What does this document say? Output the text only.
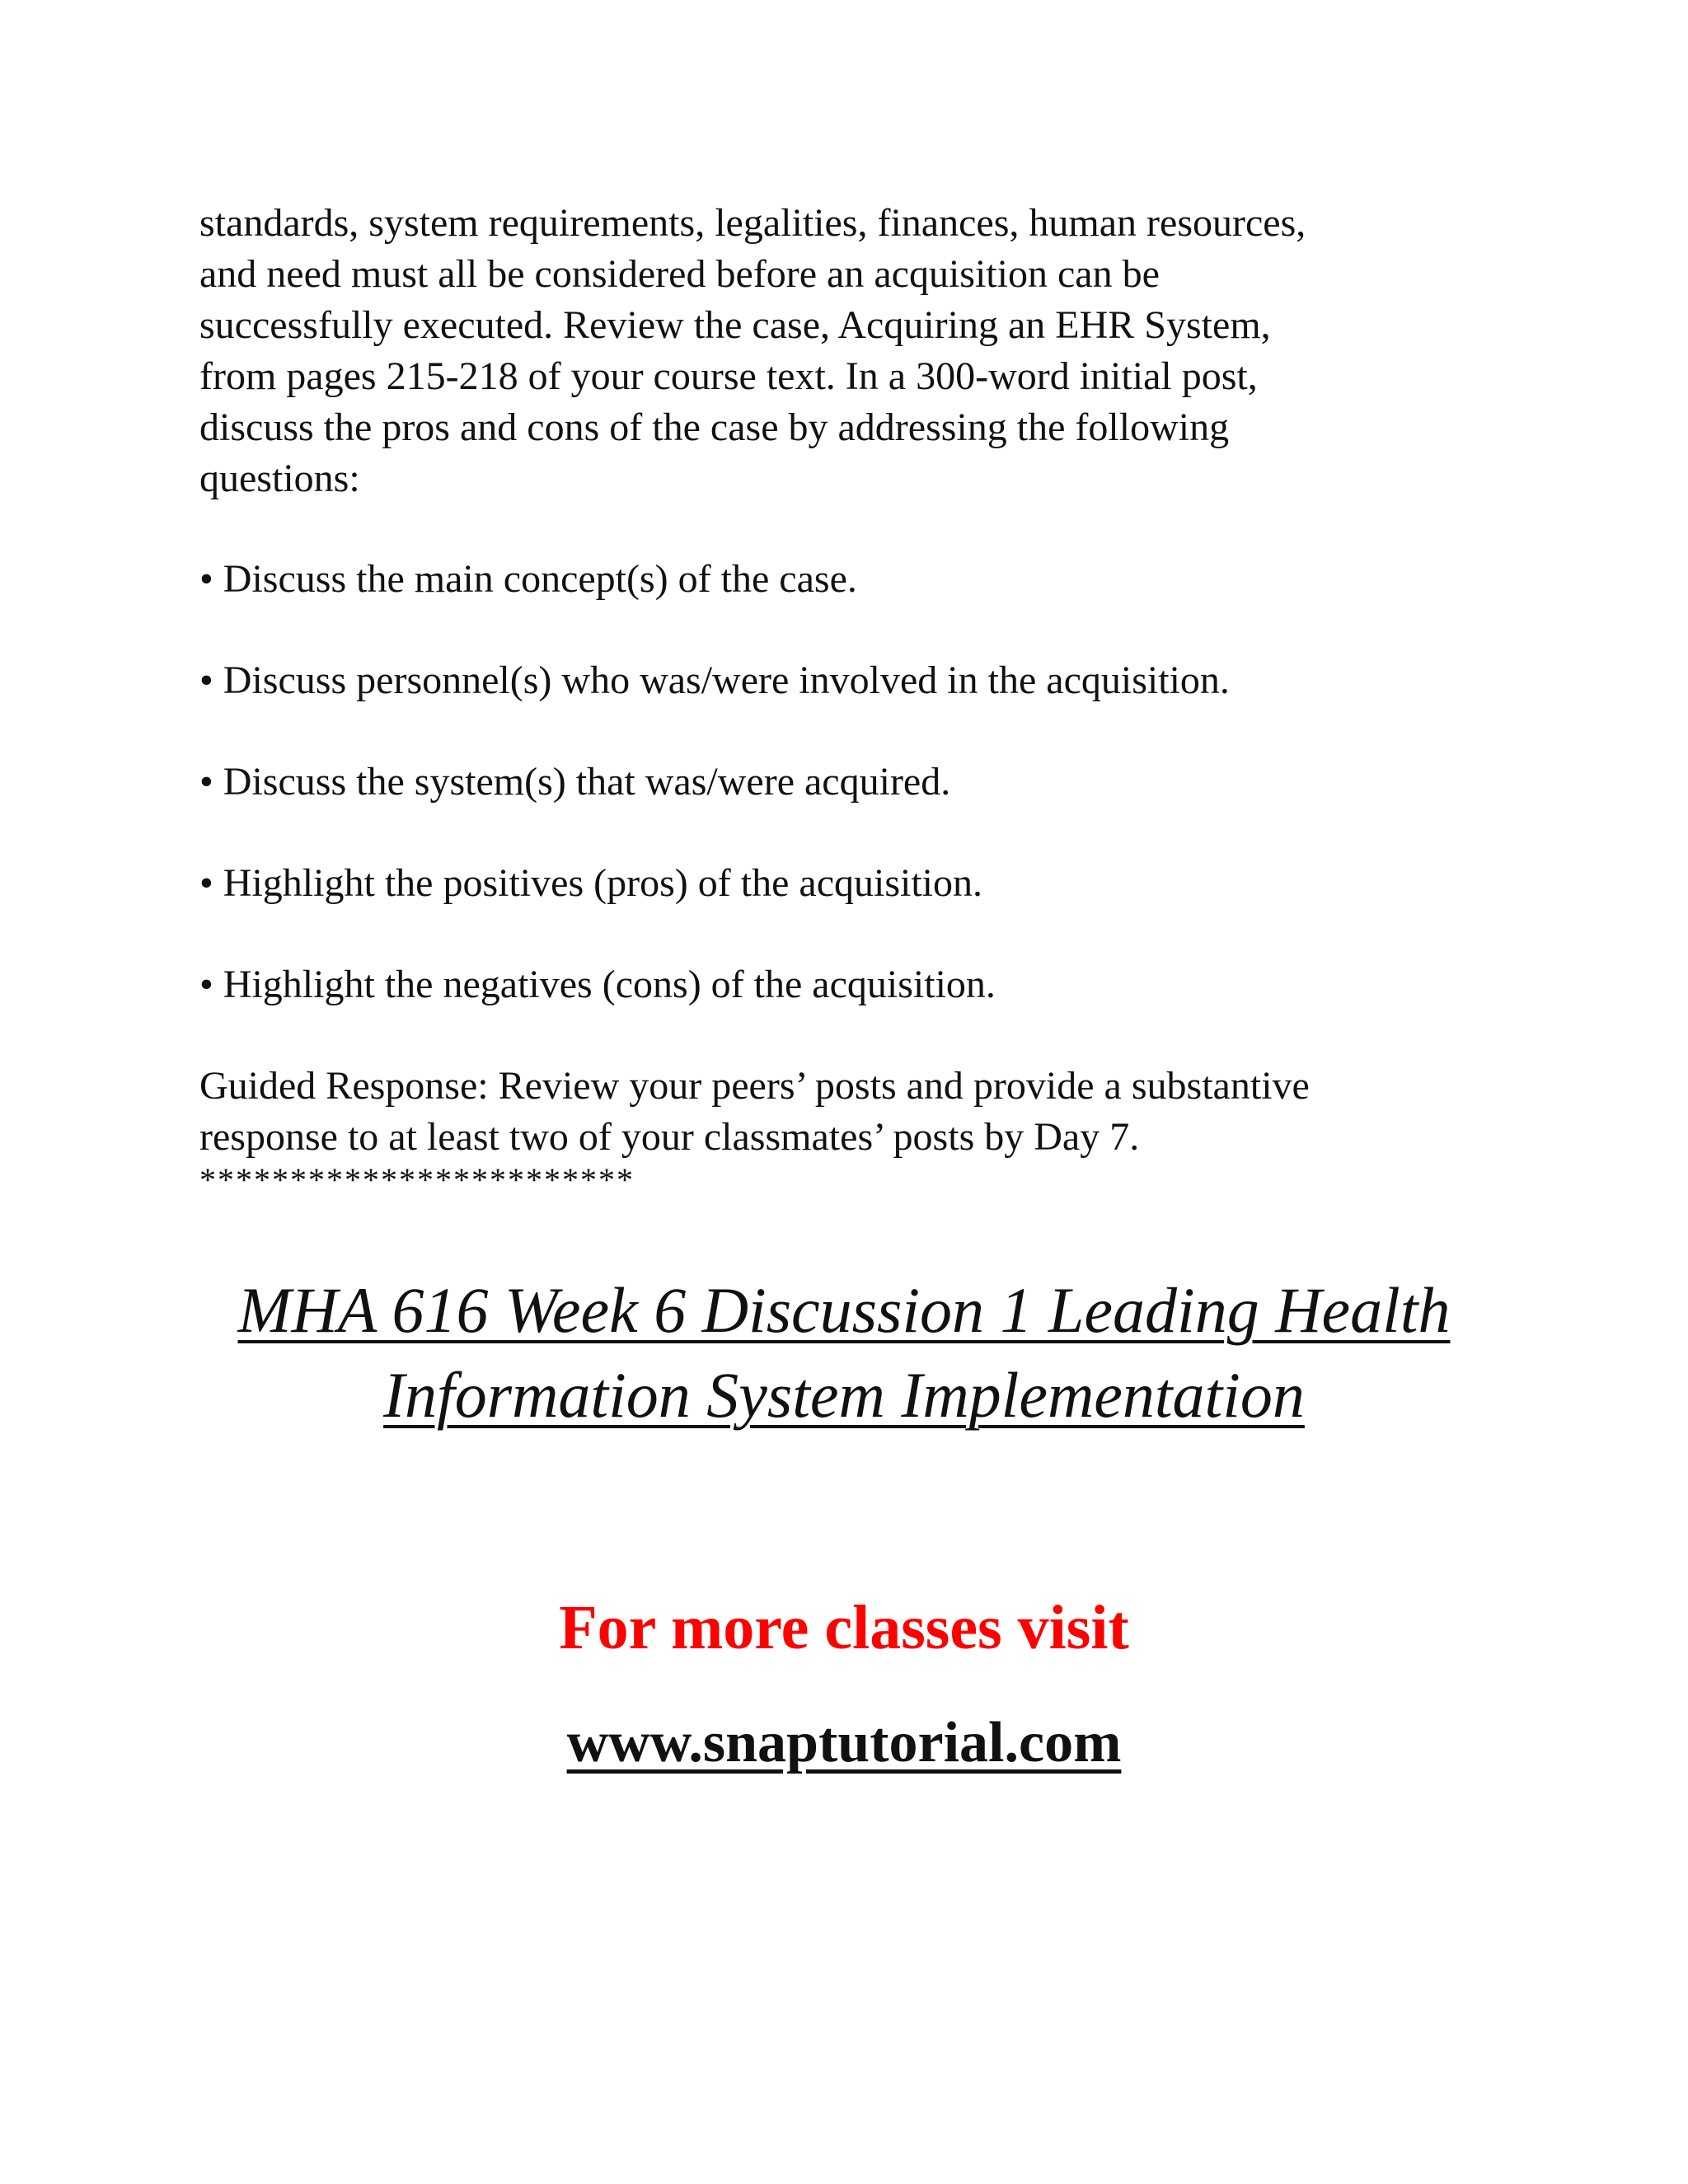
standards, system requirements, legalities, finances, human resources,
and need must all be considered before an acquisition can be
successfully executed. Review the case, Acquiring an EHR System,
from pages 215-218 of your course text. In a 300-word initial post,
discuss the pros and cons of the case by addressing the following
questions:

• Discuss the main concept(s) of the case.

• Discuss personnel(s) who was/were involved in the acquisition.

• Discuss the system(s) that was/were acquired.

• Highlight the positives (pros) of the acquisition.

• Highlight the negatives (cons) of the acquisition.

Guided Response: Review your peers’ posts and provide a substantive
response to at least two of your classmates’ posts by Day 7.
************************

MHA 616 Week 6 Discussion 1 Leading Health

Information System Implementation

For more classes visit

www.snaptutorial.com
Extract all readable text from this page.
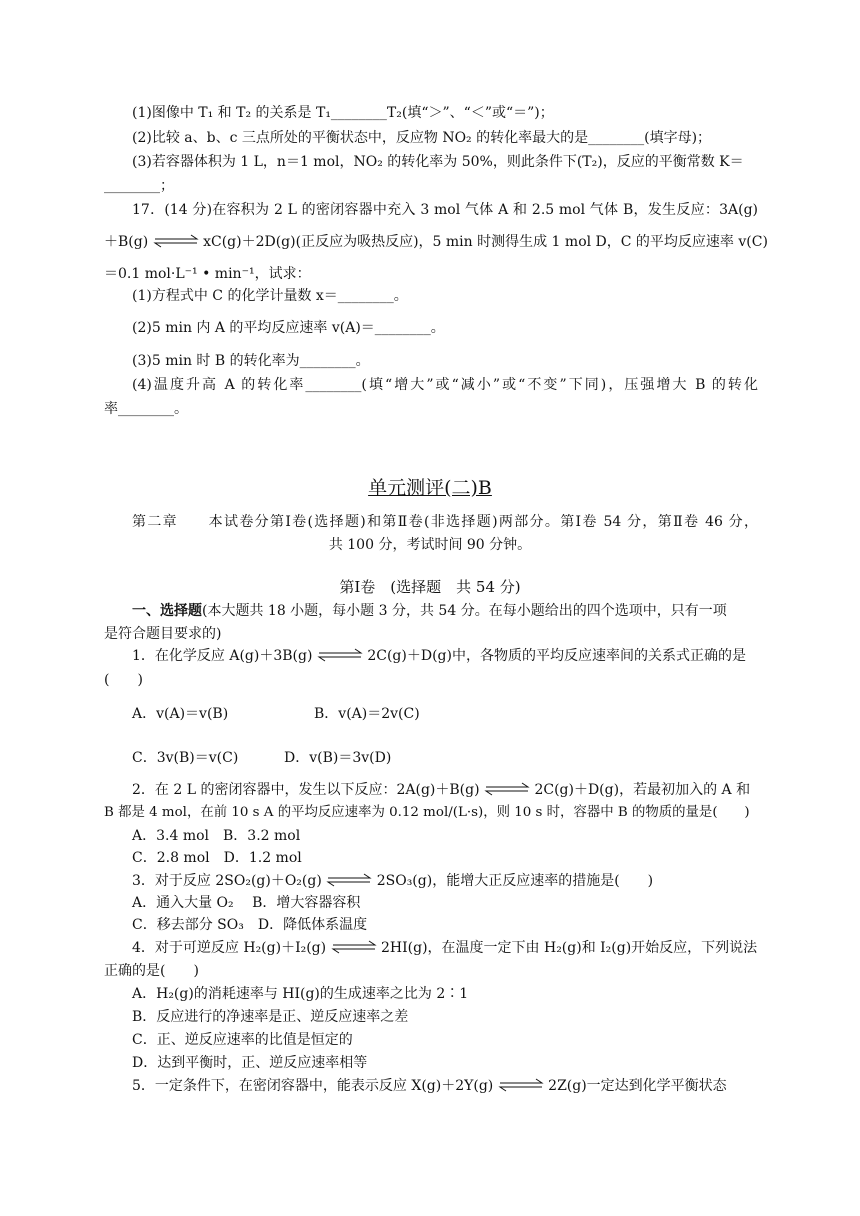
(1)图像中 T₁ 和 T₂ 的关系是 T₁________T₂(填“＞”、“＜”或“＝”)；
(2)比较 a、b、c 三点所处的平衡状态中，反应物 NO₂ 的转化率最大的是________(填字母)；
(3)若容器体积为 1 L，n＝1 mol，NO₂ 的转化率为 50%，则此条件下(T₂)，反应的平衡常数 K＝
________；
17．(14 分)在容积为 2 L 的密闭容器中充入 3 mol 气体 A 和 2.5 mol 气体 B，发生反应：3A(g)
＋B(g) ⇌ xC(g)＋2D(g)(正反应为吸热反应)，5 min 时测得生成 1 mol D，C 的平均反应速率 v(C)
＝0.1 mol·L⁻¹ • min⁻¹，试求：
(1)方程式中 C 的化学计量数 x＝________。
(2)5 min 内 A 的平均反应速率 v(A)＝________。
(3)5 min 时 B 的转化率为________。
(4)温度升高 A 的转化率________(填“增大”或“减小”或“不变”下同)，压强增大 B 的转化
率________。
单元测评(二)B
第二章　　本试卷分第Ⅰ卷(选择题)和第Ⅱ卷(非选择题)两部分。第Ⅰ卷 54 分，第Ⅱ卷 46 分，
共 100 分，考试时间 90 分钟。
第Ⅰ卷　(选择题　共 54 分)
一、选择题(本大题共 18 小题，每小题 3 分，共 54 分。在每小题给出的四个选项中，只有一项
是符合题目要求的)
1．在化学反应 A(g)＋3B(g) ⇌ 2C(g)＋D(g)中，各物质的平均反应速率间的关系式正确的是
(　　)
A．v(A)＝v(B)	B．v(A)＝2v(C)
C．3v(B)＝v(C)	D．v(B)＝3v(D)
2．在 2 L 的密闭容器中，发生以下反应：2A(g)＋B(g) ⇌ 2C(g)＋D(g)，若最初加入的 A 和
B 都是 4 mol，在前 10 s A 的平均反应速率为 0.12 mol/(L·s)，则 10 s 时，容器中 B 的物质的量是(　　)
A．3.4 mol　B．3.2 mol
C．2.8 mol　D．1.2 mol
3．对于反应 2SO₂(g)＋O₂(g) ⇌ 2SO₃(g)，能增大正反应速率的措施是(　　)
A．通入大量 O₂　 B．增大容器容积
C．移去部分 SO₃　D．降低体系温度
4．对于可逆反应 H₂(g)＋I₂(g) ⇌ 2HI(g)，在温度一定下由 H₂(g)和 I₂(g)开始反应，下列说法
正确的是(　　)
A．H₂(g)的消耗速率与 HI(g)的生成速率之比为 2∶1
B．反应进行的净速率是正、逆反应速率之差
C．正、逆反应速率的比值是恒定的
D．达到平衡时，正、逆反应速率相等
5．一定条件下，在密闭容器中，能表示反应 X(g)＋2Y(g) ⇌ 2Z(g)一定达到化学平衡状态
⁂
Given exercise:
Without including the pictures, return each record above exactly as it stands.

Solution for this exercise:
What does this document say? Output the text only.
standards, system requirements, legalities, finances, human resources,
and need must all be considered before an acquisition can be
successfully executed. Review the case, Acquiring an EHR System,
from pages 215-218 of your course text. In a 300-word initial post,
discuss the pros and cons of the case by addressing the following
questions:

• Discuss the main concept(s) of the case.

• Discuss personnel(s) who was/were involved in the acquisition.

• Discuss the system(s) that was/were acquired.

• Highlight the positives (pros) of the acquisition.

• Highlight the negatives (cons) of the acquisition.

Guided Response: Review your peers’ posts and provide a substantive
response to at least two of your classmates’ posts by Day 7.
************************

MHA 616 Week 6 Discussion 1 Leading Health

Information System Implementation

For more classes visit

www.snaptutorial.com
Extract all readable text from this page.
(1)图像中 T₁ 和 T₂ 的关系是 T₁________T₂(填“＞”、“＜”或“＝”)；
(2)比较 a、b、c 三点所处的平衡状态中，反应物 NO₂ 的转化率最大的是________(填字母)；
(3)若容器体积为 1 L，n＝1 mol，NO₂ 的转化率为 50%，则此条件下(T₂)，反应的平衡常数 K＝
________；
17．(14 分)在容积为 2 L 的密闭容器中充入 3 mol 气体 A 和 2.5 mol 气体 B，发生反应：3A(g)
＋B(g) ⇌ xC(g)＋2D(g)(正反应为吸热反应)，5 min 时测得生成 1 mol D，C 的平均反应速率 v(C)
＝0.1 mol·L⁻¹ • min⁻¹，试求：
(1)方程式中 C 的化学计量数 x＝________。
(2)5 min 内 A 的平均反应速率 v(A)＝________。
(3)5 min 时 B 的转化率为________。
(4)温度升高 A 的转化率________(填“增大”或“减小”或“不变”下同)，压强增大 B 的转化
率________。
单元测评(二)B
第二章　　本试卷分第Ⅰ卷(选择题)和第Ⅱ卷(非选择题)两部分。第Ⅰ卷 54 分，第Ⅱ卷 46 分，
共 100 分，考试时间 90 分钟。
第Ⅰ卷　(选择题　共 54 分)
一、选择题(本大题共 18 小题，每小题 3 分，共 54 分。在每小题给出的四个选项中，只有一项
是符合题目要求的)
1．在化学反应 A(g)＋3B(g) ⇌ 2C(g)＋D(g)中，各物质的平均反应速率间的关系式正确的是
(　　)
A．v(A)＝v(B)	B．v(A)＝2v(C)
C．3v(B)＝v(C)	D．v(B)＝3v(D)
2．在 2 L 的密闭容器中，发生以下反应：2A(g)＋B(g) ⇌ 2C(g)＋D(g)，若最初加入的 A 和
B 都是 4 mol，在前 10 s A 的平均反应速率为 0.12 mol/(L·s)，则 10 s 时，容器中 B 的物质的量是(　　)
A．3.4 mol　B．3.2 mol
C．2.8 mol　D．1.2 mol
3．对于反应 2SO₂(g)＋O₂(g) ⇌ 2SO₃(g)，能增大正反应速率的措施是(　　)
A．通入大量 O₂　 B．增大容器容积
C．移去部分 SO₃　D．降低体系温度
4．对于可逆反应 H₂(g)＋I₂(g) ⇌ 2HI(g)，在温度一定下由 H₂(g)和 I₂(g)开始反应，下列说法
正确的是(　　)
A．H₂(g)的消耗速率与 HI(g)的生成速率之比为 2∶1
B．反应进行的净速率是正、逆反应速率之差
C．正、逆反应速率的比值是恒定的
D．达到平衡时，正、逆反应速率相等
5．一定条件下，在密闭容器中，能表示反应 X(g)＋2Y(g) ⇌ 2Z(g)一定达到化学平衡状态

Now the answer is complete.